[Extracted data entries]

◆ ◆ ◆

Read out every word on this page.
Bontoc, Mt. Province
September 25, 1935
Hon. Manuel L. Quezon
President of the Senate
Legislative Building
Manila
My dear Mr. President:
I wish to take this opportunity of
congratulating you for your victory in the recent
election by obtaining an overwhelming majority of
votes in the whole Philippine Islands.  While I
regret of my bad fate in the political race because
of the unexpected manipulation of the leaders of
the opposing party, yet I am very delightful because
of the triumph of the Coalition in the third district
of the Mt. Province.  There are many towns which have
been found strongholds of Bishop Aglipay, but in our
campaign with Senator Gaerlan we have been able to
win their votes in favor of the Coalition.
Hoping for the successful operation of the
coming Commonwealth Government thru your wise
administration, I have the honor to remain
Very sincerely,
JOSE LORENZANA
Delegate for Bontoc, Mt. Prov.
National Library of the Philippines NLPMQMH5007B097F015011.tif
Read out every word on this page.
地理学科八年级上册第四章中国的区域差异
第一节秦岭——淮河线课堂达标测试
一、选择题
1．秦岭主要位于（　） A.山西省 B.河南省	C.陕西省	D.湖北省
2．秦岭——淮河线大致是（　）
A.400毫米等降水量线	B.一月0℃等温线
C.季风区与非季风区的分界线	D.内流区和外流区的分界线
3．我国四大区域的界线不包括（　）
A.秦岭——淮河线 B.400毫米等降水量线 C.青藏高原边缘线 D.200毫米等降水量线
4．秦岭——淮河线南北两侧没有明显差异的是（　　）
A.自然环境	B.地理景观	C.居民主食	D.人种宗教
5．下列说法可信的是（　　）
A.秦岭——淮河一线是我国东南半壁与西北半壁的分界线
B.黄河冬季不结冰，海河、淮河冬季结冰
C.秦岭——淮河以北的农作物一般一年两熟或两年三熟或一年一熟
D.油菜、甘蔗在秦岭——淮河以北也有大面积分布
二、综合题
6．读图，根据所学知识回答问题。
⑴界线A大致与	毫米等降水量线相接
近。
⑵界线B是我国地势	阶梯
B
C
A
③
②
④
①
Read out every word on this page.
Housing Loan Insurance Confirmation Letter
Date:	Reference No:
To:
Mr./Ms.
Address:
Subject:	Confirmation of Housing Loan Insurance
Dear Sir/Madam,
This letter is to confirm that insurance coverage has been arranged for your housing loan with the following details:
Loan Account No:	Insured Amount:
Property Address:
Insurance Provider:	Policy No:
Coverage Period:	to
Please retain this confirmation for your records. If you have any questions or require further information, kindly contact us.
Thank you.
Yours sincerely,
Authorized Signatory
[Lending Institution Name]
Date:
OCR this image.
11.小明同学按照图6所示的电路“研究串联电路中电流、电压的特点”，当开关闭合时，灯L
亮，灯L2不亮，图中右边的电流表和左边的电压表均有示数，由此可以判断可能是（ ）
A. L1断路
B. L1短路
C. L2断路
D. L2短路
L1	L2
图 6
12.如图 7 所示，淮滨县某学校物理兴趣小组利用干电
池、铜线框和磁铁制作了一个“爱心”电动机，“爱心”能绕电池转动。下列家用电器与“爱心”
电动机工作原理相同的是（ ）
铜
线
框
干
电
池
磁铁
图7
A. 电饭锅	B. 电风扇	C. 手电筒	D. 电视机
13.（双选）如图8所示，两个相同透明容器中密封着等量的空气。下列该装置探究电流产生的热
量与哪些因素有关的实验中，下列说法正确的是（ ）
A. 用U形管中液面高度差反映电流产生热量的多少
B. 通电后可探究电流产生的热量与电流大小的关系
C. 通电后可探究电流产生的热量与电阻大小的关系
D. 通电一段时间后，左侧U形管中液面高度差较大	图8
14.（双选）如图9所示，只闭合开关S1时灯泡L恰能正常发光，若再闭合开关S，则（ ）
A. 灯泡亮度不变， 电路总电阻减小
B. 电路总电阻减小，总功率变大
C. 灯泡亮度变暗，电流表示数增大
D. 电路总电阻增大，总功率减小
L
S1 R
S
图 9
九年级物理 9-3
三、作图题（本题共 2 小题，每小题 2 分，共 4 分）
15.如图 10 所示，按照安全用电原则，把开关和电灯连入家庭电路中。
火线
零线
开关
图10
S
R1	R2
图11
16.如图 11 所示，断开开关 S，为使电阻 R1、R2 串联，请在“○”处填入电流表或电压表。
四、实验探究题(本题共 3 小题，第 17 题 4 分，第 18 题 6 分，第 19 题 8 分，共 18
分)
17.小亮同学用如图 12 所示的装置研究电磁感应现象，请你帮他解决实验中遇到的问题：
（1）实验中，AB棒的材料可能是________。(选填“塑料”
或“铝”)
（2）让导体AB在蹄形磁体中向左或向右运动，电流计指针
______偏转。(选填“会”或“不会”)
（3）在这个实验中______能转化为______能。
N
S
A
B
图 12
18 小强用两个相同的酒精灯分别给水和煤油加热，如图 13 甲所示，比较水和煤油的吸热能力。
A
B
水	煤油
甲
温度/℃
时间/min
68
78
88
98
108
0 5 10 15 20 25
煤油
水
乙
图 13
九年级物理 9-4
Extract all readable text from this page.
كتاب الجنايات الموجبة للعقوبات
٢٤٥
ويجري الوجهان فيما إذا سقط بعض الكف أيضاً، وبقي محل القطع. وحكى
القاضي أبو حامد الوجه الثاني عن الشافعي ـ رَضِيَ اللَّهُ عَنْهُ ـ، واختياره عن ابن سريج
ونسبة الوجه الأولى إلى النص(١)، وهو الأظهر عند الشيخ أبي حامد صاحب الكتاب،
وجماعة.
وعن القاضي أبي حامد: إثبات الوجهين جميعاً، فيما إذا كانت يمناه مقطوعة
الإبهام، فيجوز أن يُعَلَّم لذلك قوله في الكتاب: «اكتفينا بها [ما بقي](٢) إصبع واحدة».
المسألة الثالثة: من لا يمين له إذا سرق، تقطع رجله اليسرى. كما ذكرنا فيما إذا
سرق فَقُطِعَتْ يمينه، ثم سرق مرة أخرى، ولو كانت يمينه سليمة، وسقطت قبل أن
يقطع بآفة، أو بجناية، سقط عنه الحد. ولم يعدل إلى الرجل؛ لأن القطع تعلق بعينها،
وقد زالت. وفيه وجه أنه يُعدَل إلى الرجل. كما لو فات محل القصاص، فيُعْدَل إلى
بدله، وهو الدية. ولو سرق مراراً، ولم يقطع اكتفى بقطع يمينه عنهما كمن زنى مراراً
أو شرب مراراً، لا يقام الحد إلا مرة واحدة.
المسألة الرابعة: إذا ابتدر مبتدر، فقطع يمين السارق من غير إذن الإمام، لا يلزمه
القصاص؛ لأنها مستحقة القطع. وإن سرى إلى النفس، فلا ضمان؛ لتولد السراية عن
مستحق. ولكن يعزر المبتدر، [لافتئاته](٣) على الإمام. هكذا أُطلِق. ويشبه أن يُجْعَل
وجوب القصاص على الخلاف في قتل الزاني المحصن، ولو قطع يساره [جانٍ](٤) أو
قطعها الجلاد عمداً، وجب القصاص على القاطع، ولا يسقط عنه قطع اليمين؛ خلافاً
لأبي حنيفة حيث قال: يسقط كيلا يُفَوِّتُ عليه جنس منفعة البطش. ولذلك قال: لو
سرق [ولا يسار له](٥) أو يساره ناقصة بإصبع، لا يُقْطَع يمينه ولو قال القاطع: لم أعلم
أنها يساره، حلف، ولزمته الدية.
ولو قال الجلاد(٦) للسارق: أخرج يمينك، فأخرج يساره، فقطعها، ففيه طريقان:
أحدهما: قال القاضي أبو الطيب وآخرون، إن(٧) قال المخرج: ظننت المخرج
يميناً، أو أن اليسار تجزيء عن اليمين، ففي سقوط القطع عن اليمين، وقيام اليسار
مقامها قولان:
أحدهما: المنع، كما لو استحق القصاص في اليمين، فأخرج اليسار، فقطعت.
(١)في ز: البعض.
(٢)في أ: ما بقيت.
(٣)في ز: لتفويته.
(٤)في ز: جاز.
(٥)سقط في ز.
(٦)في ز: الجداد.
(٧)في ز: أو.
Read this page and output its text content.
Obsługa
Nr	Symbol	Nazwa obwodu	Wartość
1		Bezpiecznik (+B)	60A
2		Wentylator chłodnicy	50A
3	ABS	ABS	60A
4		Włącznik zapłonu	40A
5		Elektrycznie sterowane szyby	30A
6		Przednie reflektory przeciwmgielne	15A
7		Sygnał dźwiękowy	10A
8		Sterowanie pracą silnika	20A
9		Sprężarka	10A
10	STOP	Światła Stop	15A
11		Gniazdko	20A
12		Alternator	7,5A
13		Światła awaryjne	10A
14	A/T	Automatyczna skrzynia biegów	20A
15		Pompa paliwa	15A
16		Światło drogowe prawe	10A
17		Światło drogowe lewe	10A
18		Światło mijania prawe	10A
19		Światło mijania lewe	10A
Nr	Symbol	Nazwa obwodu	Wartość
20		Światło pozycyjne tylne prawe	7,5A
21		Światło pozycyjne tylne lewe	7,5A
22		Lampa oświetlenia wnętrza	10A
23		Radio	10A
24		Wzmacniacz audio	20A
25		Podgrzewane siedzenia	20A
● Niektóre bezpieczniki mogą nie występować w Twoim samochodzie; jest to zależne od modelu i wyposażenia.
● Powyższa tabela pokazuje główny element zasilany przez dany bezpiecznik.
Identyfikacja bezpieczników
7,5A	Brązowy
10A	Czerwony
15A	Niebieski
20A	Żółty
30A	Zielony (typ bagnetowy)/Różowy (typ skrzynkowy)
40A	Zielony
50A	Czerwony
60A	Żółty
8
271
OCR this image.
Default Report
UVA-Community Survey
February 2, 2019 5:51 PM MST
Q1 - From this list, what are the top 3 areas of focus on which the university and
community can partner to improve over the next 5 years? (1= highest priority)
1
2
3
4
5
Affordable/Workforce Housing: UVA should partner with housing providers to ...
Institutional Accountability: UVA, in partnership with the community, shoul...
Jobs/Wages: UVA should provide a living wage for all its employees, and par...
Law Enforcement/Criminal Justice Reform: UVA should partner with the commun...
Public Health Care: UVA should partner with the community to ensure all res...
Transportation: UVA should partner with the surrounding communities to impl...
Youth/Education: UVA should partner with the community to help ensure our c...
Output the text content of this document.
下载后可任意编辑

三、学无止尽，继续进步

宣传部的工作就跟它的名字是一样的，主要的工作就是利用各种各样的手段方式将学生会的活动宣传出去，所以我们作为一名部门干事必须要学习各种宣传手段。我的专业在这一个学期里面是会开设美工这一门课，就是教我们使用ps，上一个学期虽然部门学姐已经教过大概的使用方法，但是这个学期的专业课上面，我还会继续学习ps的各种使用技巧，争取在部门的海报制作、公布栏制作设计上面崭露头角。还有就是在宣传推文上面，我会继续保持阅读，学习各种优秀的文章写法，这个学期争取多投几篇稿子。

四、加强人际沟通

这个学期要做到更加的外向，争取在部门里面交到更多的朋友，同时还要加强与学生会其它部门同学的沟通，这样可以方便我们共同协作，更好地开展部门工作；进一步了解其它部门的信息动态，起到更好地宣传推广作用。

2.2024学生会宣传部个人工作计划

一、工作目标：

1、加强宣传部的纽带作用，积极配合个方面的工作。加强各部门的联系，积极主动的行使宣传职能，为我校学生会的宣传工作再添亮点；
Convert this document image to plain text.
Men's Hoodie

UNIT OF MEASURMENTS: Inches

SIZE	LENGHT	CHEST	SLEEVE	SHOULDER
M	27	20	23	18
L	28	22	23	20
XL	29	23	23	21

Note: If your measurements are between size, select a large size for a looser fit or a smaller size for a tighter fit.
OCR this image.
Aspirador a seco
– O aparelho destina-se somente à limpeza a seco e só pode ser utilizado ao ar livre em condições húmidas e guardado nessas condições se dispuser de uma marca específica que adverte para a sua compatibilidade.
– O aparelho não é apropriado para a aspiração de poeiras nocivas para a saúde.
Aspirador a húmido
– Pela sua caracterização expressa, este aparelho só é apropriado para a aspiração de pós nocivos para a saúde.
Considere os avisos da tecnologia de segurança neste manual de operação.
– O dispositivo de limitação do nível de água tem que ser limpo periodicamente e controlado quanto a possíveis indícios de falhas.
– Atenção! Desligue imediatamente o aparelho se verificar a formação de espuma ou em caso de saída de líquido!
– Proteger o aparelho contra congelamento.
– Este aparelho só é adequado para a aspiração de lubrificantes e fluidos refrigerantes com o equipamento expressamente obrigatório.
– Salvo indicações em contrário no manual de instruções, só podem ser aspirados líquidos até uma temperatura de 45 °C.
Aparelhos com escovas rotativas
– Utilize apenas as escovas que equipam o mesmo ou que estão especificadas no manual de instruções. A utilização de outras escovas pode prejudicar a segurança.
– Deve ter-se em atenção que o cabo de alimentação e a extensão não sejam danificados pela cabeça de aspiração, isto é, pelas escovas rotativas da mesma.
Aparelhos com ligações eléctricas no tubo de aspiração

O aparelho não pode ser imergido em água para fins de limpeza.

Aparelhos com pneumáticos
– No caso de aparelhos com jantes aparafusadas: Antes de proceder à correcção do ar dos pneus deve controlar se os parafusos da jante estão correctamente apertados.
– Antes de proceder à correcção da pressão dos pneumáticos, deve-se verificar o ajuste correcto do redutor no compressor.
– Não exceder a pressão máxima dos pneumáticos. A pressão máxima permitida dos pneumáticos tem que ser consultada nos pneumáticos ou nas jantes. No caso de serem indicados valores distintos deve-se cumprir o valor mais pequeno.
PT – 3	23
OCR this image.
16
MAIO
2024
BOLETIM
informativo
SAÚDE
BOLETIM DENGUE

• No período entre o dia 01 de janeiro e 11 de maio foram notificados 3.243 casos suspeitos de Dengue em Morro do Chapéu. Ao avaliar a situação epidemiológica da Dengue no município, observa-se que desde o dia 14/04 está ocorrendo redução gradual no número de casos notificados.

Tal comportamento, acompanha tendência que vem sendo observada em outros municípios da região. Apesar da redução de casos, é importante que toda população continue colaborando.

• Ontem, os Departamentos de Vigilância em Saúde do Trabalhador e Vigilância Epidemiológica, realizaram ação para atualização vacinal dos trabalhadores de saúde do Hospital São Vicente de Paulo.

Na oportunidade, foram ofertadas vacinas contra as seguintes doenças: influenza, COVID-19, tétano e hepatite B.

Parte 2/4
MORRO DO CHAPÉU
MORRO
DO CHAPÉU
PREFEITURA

◆ ◆ ◆

In the records shown above, how many lines include the word "document"? Answer with the number only.

2